§ Aim:
Can you reproduce the El Niño article below word for word, from "The World Meteorological" up to and including "into the atmosphere."?

Ocean temperatures around Australia 0.5C above June average as UN declares an El Niño

Ocean temperatures around Australia last month were 0.5C above average, as the UN’s weather agency declared the world was now in an El Niño.

El Niño events influence weather extremes around the globe and for Australia increase the risk of drought, heatwaves, bushfires and coral bleaching.

The World Meteorological Organization declared the El Niño late on Tuesday, following on from the US government’s weather agency’s declaration last month.The El Niño is associated with higher than average sea surface temperatures in the equatorial Pacific that pump extra heat into the atmosphere.

Together with global heating, climate scientists say the El Niño event could push global average temperatures to all-time record highs this year or – more likely – next year.

Australia’s Bureau of Meteorology stopped short of declaring an El Niño on Tuesday. Despite sea surface temperatures in the central Pacific already surpassing the El Niño threshold, the bureau said changes in winds, clouds and atmospheric pressure also associated with El Niño “have not yet been observed”.

“This means the Pacific Ocean and atmosphere have yet to become fully coupled, as occurs during El Niño events,” it said. “El Niño typically suppresses winter-spring rainfall in eastern Australia.”

The bureau’s El Niño update included a claim that last month was the hottest for ocean surface temperatures in the Australia region for any June since records began.

On Wednesday it said it had made a mistake and that claim was incorrect. Temperatures were only 0.5C above average and well below the 1C record for June set in 2022.

The bureau has slightly different parameters for an official declaration of an El Niño than its US counterpart, the National Oceanic and Atmospheric Administration, including a higher threshold for sea surface temperatures in the equatorial Pacific.

§ Extracted data:
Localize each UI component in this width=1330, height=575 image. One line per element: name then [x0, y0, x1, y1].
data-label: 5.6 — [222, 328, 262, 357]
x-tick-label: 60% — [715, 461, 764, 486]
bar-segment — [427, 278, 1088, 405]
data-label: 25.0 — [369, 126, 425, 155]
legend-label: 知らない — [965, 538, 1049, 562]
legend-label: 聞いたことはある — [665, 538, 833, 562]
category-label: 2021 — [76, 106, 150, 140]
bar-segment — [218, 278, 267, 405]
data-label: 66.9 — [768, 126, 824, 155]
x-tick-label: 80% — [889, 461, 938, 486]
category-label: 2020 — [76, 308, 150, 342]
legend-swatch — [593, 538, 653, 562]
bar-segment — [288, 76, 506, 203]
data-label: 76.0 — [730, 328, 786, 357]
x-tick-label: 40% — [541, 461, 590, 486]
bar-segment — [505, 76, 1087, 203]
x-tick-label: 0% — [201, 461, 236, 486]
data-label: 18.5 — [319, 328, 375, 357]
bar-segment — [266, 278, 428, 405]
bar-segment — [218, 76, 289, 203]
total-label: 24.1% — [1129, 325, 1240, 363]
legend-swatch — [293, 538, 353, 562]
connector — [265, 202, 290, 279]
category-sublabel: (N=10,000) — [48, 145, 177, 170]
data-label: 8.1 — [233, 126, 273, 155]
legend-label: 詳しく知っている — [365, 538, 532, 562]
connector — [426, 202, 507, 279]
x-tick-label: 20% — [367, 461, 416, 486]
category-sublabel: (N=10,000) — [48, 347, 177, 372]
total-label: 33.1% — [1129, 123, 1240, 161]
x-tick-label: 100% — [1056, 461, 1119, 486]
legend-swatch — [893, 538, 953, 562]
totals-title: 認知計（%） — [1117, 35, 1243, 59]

§ Task result:
The World Meteorological Organization declared the El Niño late on Tuesday, following on from the US government’s weather agency’s declaration last month.The El Niño is associated with higher than average sea surface temperatures in the equatorial Pacific that pump extra heat into the atmosphere.